>> Start Excerpted data

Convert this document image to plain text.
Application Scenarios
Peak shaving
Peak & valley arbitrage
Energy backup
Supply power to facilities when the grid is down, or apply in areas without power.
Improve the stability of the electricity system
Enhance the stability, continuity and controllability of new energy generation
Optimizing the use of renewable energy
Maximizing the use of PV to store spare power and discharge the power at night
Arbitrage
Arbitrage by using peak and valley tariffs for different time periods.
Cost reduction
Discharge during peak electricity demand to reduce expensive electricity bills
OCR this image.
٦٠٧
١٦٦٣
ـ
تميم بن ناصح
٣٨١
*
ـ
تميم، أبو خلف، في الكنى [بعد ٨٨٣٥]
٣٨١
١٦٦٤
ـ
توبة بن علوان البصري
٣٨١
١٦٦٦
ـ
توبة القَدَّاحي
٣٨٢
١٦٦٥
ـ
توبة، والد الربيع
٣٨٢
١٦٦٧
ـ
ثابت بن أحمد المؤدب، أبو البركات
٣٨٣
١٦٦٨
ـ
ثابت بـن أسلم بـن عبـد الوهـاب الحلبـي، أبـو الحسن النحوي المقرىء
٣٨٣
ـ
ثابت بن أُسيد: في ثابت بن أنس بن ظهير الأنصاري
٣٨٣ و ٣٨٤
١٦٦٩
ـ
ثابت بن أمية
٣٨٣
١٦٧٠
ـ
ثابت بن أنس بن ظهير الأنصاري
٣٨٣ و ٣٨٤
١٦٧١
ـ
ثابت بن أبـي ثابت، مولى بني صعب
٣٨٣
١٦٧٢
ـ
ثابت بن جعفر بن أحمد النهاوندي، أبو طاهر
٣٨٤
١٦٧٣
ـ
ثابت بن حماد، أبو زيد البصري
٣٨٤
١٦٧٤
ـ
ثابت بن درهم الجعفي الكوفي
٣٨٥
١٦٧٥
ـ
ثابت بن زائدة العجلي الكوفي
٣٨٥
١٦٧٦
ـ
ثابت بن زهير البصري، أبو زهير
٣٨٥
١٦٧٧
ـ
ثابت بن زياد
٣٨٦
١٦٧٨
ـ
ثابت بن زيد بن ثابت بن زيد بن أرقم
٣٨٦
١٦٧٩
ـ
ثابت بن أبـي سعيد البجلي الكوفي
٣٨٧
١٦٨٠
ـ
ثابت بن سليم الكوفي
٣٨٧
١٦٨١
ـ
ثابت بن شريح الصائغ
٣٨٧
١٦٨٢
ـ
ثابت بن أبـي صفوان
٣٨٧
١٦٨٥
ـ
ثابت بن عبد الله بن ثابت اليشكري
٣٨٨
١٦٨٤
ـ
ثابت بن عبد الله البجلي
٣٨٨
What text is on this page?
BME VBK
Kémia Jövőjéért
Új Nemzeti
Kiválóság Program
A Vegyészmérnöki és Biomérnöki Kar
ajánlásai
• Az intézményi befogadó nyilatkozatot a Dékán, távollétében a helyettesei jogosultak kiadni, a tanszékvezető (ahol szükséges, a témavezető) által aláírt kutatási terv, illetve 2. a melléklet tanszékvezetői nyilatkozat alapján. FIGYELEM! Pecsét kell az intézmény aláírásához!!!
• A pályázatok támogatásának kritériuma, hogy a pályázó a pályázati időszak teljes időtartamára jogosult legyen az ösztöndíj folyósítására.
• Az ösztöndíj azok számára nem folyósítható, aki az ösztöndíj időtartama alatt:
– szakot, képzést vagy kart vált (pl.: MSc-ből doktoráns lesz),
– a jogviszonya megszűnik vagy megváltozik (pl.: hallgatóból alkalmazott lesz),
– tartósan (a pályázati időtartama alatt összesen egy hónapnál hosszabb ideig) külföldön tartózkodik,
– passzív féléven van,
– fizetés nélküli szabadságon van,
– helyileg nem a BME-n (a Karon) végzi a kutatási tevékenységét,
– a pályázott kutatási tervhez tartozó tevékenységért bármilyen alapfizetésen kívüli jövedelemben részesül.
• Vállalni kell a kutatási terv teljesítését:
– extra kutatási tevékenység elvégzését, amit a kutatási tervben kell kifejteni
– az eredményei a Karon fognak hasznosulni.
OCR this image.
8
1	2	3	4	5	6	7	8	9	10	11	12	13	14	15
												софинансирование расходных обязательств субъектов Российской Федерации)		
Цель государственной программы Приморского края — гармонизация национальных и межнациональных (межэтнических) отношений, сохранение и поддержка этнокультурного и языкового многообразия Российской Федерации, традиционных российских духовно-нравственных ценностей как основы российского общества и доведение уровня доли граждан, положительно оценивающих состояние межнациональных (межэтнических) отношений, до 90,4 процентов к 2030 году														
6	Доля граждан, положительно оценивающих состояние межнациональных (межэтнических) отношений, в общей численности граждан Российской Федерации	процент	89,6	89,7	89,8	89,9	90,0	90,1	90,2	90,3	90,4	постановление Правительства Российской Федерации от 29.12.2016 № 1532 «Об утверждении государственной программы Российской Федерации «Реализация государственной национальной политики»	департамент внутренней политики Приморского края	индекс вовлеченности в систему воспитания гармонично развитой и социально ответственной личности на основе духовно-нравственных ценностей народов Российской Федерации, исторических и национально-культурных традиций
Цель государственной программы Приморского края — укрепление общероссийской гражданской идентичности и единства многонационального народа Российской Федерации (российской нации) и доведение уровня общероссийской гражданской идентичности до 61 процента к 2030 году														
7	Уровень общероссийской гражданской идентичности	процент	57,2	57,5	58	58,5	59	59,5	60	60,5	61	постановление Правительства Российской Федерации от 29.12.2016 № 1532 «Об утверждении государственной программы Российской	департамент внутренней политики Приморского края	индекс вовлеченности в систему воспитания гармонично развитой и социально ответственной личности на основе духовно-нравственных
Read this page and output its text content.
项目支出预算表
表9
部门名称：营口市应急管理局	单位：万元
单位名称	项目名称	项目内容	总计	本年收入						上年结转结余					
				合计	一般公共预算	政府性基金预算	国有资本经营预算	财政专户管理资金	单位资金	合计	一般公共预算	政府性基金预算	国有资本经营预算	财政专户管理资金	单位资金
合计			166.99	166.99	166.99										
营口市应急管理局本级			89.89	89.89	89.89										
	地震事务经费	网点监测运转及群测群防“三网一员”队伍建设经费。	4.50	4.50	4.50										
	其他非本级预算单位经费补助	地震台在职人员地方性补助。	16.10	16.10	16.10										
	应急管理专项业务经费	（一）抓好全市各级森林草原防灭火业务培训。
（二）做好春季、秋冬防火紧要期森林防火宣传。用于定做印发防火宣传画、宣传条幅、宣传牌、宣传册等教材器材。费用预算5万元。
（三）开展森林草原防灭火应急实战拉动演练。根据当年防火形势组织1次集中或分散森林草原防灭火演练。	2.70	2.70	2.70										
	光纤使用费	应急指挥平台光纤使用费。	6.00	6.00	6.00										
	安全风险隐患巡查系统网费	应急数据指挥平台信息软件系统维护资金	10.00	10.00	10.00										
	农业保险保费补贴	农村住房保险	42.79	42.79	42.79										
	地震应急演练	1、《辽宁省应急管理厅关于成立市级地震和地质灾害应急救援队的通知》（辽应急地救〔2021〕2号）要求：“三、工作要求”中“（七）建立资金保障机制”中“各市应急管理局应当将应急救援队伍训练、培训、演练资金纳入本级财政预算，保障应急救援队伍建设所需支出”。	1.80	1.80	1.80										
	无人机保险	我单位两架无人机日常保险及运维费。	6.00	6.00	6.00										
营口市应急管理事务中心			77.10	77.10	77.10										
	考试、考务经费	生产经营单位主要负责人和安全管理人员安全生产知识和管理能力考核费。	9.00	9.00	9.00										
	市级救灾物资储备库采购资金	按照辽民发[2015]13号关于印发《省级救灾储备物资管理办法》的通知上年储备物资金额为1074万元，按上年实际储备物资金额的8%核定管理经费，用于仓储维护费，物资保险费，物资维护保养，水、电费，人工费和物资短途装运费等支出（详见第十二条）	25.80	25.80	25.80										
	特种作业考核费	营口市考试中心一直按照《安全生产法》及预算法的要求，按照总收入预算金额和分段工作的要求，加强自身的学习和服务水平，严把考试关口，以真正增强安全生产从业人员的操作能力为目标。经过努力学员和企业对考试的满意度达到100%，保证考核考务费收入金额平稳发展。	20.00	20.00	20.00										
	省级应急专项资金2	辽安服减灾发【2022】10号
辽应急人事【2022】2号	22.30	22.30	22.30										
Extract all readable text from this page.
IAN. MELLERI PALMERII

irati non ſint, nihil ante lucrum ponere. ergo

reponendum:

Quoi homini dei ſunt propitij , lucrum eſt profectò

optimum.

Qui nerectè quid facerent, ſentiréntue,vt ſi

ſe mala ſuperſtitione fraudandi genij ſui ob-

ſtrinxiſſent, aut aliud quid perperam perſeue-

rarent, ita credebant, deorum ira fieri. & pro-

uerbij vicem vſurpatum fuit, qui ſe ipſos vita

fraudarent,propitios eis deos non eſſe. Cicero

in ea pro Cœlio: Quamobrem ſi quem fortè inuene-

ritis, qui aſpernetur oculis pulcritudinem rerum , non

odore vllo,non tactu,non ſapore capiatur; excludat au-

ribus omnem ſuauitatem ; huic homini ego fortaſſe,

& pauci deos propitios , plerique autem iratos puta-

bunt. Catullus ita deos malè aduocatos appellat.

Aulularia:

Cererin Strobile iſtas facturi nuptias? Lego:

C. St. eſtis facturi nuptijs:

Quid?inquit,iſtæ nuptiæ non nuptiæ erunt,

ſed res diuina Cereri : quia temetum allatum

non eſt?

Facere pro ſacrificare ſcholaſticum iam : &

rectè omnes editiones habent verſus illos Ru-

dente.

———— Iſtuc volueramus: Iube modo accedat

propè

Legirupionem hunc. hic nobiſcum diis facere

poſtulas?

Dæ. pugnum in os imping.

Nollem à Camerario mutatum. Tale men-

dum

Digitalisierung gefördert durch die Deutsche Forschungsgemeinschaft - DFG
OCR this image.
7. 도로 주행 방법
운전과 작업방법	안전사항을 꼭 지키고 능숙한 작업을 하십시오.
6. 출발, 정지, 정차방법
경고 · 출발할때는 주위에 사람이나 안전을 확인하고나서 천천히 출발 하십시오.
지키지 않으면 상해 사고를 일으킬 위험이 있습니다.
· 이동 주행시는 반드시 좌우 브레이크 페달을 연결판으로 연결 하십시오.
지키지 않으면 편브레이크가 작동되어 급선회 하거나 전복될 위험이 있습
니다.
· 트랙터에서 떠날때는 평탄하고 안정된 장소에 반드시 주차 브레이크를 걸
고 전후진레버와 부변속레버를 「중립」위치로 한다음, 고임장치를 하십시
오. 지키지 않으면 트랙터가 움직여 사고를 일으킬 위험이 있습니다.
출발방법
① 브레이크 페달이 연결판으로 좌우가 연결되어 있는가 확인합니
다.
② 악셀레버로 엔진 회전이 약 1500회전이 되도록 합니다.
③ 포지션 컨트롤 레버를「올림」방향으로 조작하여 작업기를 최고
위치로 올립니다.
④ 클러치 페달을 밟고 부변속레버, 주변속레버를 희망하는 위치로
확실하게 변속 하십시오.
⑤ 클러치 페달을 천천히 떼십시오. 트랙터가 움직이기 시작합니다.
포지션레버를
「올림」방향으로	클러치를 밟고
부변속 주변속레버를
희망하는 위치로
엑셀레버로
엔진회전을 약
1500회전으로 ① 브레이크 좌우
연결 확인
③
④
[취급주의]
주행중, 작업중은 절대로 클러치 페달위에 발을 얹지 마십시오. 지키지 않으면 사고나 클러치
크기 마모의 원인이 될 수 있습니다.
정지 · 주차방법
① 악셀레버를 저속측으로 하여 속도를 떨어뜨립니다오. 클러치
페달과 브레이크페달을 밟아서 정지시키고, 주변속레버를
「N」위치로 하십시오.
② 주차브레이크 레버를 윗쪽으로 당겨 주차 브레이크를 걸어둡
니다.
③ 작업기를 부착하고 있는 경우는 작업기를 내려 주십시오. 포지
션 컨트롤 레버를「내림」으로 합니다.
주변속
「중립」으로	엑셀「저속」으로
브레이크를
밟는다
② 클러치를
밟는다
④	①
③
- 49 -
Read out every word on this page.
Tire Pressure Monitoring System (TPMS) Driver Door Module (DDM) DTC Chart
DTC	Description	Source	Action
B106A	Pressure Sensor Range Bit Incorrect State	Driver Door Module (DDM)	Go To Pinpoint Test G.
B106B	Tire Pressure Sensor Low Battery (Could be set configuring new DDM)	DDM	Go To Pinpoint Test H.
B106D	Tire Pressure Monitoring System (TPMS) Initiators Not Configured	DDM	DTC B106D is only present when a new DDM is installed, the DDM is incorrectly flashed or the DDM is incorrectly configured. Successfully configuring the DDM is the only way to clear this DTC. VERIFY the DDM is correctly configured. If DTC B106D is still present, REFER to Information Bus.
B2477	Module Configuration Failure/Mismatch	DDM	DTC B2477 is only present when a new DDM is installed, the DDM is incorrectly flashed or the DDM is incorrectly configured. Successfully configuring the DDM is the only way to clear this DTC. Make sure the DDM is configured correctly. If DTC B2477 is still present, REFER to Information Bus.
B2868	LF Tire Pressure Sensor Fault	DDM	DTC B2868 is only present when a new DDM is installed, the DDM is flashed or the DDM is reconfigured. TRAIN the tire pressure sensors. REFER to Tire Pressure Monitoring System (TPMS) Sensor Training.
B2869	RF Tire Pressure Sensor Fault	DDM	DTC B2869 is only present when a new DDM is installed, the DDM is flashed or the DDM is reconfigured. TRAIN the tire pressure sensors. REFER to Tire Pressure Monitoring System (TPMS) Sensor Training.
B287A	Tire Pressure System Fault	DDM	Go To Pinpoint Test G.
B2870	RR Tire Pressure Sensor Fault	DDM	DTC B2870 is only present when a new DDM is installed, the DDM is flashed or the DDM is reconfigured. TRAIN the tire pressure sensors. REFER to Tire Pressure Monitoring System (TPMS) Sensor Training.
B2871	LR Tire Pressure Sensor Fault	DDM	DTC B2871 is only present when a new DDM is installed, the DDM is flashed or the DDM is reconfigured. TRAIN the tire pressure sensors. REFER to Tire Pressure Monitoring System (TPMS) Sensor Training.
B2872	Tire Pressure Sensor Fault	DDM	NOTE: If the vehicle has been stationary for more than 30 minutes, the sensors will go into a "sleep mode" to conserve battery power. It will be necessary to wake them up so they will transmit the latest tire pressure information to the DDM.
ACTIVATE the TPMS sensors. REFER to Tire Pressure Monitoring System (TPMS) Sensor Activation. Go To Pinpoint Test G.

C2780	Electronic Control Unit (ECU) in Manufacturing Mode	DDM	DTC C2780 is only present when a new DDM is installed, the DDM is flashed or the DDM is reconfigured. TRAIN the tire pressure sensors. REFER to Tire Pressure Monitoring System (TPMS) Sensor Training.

>> End Excerpted data

*Exercise directions*.
Check each line of these records for the string "있습니다" and state only how many lines have it.

*The solution*.
3